--- BEGIN ---

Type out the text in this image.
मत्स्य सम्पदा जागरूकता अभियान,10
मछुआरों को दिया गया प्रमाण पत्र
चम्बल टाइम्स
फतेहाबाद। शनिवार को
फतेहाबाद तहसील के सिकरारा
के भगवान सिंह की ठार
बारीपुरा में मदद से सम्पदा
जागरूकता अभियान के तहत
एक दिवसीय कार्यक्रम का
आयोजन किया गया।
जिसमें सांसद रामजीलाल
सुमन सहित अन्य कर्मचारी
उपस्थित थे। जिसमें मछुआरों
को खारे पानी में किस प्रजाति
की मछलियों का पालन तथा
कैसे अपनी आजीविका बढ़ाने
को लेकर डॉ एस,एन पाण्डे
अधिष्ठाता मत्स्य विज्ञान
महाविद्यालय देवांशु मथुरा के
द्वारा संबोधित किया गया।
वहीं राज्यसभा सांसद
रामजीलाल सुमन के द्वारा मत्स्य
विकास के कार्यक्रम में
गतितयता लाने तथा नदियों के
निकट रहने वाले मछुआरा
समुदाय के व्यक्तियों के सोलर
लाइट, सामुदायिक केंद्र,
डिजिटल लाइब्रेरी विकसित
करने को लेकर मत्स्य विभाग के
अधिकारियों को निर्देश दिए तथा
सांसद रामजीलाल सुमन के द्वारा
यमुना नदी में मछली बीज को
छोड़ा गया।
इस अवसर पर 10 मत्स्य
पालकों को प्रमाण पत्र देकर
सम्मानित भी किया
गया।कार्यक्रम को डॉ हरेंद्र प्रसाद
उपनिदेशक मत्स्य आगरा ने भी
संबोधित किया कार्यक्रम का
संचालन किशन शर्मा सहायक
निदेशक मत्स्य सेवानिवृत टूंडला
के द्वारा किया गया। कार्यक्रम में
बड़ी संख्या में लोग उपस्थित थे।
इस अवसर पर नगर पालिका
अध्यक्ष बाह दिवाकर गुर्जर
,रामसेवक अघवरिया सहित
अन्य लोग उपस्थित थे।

--- END ---
--- BEGIN ---

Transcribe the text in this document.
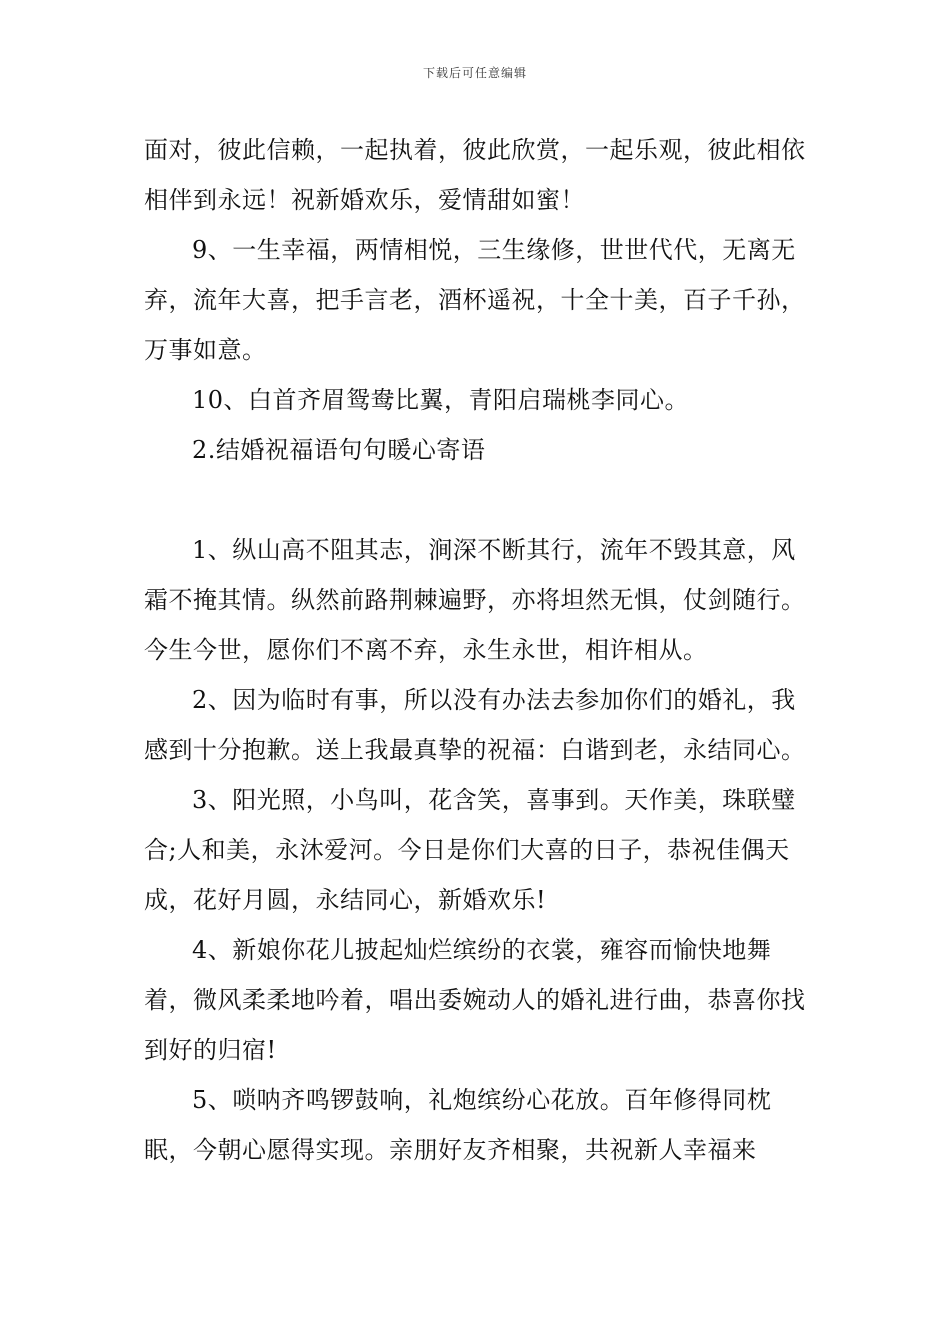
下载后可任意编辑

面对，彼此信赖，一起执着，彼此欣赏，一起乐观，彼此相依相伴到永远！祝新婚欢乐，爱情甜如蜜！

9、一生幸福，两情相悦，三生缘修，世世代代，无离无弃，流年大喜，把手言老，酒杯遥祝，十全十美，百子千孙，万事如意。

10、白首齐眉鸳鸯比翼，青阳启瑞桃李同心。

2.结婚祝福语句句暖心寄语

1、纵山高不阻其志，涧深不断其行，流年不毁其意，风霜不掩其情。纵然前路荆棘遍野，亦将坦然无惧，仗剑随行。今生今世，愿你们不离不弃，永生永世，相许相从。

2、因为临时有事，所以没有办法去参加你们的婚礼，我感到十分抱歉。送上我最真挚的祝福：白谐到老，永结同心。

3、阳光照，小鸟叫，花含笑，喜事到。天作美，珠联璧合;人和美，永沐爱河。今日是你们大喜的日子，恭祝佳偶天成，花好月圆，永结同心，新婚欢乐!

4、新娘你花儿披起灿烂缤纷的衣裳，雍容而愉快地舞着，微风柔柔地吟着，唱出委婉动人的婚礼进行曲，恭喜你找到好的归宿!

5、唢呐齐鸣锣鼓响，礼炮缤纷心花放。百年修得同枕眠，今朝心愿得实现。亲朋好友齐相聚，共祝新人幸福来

--- END ---

# What is expected:
How many of the listing's lines contain "text"? Respond with a single number and nothing else.

# Written response:
2